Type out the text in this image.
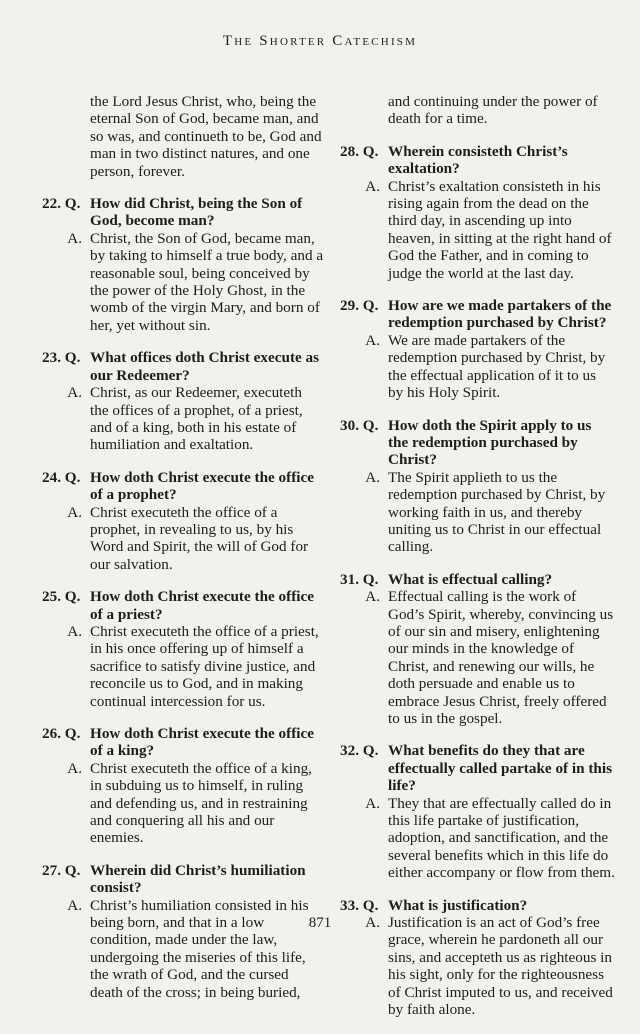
The Shorter Catechism
the Lord Jesus Christ, who, being the eternal Son of God, became man, and so was, and continueth to be, God and man in two distinct natures, and one person, forever.
22. Q. How did Christ, being the Son of God, become man?
A. Christ, the Son of God, became man, by taking to himself a true body, and a reasonable soul, being conceived by the power of the Holy Ghost, in the womb of the virgin Mary, and born of her, yet without sin.
23. Q. What offices doth Christ execute as our Redeemer?
A. Christ, as our Redeemer, executeth the offices of a prophet, of a priest, and of a king, both in his estate of humiliation and exaltation.
24. Q. How doth Christ execute the office of a prophet?
A. Christ executeth the office of a prophet, in revealing to us, by his Word and Spirit, the will of God for our salvation.
25. Q. How doth Christ execute the office of a priest?
A. Christ executeth the office of a priest, in his once offering up of himself a sacrifice to satisfy divine justice, and reconcile us to God, and in making continual intercession for us.
26. Q. How doth Christ execute the office of a king?
A. Christ executeth the office of a king, in subduing us to himself, in ruling and defending us, and in restraining and conquering all his and our enemies.
27. Q. Wherein did Christ’s humiliation consist?
A. Christ’s humiliation consisted in his being born, and that in a low condition, made under the law, undergoing the miseries of this life, the wrath of God, and the cursed death of the cross; in being buried,
and continuing under the power of death for a time.
28. Q. Wherein consisteth Christ’s exaltation?
A. Christ’s exaltation consisteth in his rising again from the dead on the third day, in ascending up into heaven, in sitting at the right hand of God the Father, and in coming to judge the world at the last day.
29. Q. How are we made partakers of the redemption purchased by Christ?
A. We are made partakers of the redemption purchased by Christ, by the effectual application of it to us by his Holy Spirit.
30. Q. How doth the Spirit apply to us the redemption purchased by Christ?
A. The Spirit applieth to us the redemption purchased by Christ, by working faith in us, and thereby uniting us to Christ in our effectual calling.
31. Q. What is effectual calling?
A. Effectual calling is the work of God’s Spirit, whereby, convincing us of our sin and misery, enlightening our minds in the knowledge of Christ, and renewing our wills, he doth persuade and enable us to embrace Jesus Christ, freely offered to us in the gospel.
32. Q. What benefits do they that are effectually called partake of in this life?
A. They that are effectually called do in this life partake of justification, adoption, and sanctification, and the several benefits which in this life do either accompany or flow from them.
33. Q. What is justification?
A. Justification is an act of God’s free grace, wherein he pardoneth all our sins, and accepteth us as righteous in his sight, only for the righteousness of Christ imputed to us, and received by faith alone.
871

══════════

## Exercise details:
Pull out each line containing the word "power" and copy it.

## Result of the task:
A. Christ, the Son of God, became man, by taking to himself a true body, and a reasonable soul, being conceived by the power of the Holy Ghost, in the womb of the virgin Mary, and born of her, yet without sin.
and continuing under the power of death for a time.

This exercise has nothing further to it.